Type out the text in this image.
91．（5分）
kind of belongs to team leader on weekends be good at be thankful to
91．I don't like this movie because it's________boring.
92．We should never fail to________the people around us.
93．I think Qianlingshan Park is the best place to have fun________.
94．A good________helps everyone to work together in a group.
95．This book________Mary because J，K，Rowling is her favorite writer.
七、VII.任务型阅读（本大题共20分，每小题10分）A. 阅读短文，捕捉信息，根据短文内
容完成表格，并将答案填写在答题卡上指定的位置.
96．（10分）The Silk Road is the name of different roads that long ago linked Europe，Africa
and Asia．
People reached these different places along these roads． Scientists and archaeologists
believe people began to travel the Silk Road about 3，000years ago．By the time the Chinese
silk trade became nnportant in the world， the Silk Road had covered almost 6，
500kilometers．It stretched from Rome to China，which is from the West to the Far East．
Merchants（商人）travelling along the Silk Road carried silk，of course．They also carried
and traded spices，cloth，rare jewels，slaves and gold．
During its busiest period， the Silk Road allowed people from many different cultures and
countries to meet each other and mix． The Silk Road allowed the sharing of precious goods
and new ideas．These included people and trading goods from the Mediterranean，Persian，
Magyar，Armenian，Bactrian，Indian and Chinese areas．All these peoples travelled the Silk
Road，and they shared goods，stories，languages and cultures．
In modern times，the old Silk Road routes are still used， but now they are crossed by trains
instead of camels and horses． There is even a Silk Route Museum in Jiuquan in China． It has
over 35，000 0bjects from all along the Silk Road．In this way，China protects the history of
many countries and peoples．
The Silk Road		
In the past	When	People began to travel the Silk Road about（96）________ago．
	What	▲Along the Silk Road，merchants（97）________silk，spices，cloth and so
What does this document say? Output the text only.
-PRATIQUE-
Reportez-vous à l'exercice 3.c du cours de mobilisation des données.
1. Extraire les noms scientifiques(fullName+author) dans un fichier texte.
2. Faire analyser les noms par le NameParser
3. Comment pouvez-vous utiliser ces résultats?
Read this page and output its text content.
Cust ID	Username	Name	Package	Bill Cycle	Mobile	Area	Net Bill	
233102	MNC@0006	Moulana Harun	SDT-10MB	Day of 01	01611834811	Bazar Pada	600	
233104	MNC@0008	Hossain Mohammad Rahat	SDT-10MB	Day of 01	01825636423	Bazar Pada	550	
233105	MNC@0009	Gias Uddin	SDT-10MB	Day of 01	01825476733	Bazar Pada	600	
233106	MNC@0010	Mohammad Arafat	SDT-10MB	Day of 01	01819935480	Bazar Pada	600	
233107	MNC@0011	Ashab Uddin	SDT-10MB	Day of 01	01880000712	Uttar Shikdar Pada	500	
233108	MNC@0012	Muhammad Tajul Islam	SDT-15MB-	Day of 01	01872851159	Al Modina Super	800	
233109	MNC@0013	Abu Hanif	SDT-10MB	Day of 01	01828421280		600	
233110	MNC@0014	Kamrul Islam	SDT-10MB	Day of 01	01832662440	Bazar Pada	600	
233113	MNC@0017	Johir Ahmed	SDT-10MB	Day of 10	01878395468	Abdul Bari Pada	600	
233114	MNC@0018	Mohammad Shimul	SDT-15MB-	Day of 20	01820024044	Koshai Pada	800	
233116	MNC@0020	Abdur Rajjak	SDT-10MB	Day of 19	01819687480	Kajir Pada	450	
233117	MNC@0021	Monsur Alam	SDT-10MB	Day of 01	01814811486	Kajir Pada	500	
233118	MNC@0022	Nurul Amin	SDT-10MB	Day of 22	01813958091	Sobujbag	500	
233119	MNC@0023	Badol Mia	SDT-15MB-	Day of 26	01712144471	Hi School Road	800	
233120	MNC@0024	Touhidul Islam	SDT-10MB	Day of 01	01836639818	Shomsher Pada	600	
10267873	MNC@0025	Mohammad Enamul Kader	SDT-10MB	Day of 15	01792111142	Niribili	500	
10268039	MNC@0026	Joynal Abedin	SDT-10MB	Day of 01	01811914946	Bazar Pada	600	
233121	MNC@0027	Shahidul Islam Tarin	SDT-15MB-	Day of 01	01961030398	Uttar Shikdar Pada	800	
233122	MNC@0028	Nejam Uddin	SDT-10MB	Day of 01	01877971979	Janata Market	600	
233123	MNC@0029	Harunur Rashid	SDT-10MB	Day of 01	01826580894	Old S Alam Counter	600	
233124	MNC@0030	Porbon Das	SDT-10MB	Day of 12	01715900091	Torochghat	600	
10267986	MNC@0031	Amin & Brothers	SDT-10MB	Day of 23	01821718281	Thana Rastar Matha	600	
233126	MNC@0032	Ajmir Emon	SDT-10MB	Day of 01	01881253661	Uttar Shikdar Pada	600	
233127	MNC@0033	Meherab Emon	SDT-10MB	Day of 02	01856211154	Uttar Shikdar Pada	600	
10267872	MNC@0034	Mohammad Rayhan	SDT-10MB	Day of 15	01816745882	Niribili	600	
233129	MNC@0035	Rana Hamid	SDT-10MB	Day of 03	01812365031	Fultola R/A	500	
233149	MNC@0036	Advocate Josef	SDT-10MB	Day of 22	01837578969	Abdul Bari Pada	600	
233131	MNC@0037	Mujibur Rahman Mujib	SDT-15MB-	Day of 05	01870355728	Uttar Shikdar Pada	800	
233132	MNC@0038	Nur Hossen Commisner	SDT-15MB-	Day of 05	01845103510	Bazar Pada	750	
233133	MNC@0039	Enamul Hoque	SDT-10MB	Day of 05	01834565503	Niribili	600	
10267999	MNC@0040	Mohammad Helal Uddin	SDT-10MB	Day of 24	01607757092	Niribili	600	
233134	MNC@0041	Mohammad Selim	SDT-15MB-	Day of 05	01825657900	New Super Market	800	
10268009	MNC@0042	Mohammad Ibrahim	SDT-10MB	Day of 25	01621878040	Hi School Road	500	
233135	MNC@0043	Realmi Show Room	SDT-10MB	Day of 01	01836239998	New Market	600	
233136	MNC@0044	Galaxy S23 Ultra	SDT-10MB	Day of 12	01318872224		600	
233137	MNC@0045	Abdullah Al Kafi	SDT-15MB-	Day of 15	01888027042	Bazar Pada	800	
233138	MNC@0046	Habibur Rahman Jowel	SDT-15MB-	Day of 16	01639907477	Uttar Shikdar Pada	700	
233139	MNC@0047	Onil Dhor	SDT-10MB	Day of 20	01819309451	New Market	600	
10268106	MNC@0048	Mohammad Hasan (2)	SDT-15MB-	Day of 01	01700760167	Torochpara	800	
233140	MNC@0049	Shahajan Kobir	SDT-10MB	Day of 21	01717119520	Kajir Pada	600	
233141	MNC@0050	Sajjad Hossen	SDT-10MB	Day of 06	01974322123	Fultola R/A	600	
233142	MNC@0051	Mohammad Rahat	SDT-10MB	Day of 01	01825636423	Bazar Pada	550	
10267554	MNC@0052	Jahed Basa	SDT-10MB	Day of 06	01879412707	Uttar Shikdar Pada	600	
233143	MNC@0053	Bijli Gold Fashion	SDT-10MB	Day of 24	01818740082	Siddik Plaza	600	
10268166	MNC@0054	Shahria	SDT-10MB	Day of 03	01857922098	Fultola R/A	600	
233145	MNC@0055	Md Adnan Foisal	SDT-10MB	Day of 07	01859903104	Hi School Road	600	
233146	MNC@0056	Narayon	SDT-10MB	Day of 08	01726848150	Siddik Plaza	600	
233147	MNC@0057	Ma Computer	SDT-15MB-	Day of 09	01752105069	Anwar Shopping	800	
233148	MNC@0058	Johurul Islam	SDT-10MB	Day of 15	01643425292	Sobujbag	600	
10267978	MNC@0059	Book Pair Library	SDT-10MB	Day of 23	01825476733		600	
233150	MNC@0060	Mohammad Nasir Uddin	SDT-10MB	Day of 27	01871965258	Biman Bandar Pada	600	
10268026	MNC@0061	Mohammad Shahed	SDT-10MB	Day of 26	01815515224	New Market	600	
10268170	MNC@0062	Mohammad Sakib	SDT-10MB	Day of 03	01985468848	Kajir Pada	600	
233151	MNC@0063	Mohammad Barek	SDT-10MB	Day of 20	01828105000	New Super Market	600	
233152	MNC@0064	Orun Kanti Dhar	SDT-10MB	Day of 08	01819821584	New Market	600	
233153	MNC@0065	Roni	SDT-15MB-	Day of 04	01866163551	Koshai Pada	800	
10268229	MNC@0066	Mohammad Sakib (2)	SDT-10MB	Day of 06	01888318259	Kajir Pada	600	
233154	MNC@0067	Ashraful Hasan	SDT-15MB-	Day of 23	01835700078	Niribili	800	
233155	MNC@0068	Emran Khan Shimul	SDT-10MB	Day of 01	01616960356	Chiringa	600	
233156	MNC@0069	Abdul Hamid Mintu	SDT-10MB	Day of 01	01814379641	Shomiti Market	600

_ _ _ _ _ _ _

Search the listing for the word "Hossen" and return each line that holds it.

◆ **Task result**
233132	MNC@0038	Nur Hossen Commisner	SDT-15MB-	Day of 05	01845103510	Bazar Pada	750	
233141	MNC@0050	Sajjad Hossen	SDT-10MB	Day of 06	01974322123	Fultola R/A	600	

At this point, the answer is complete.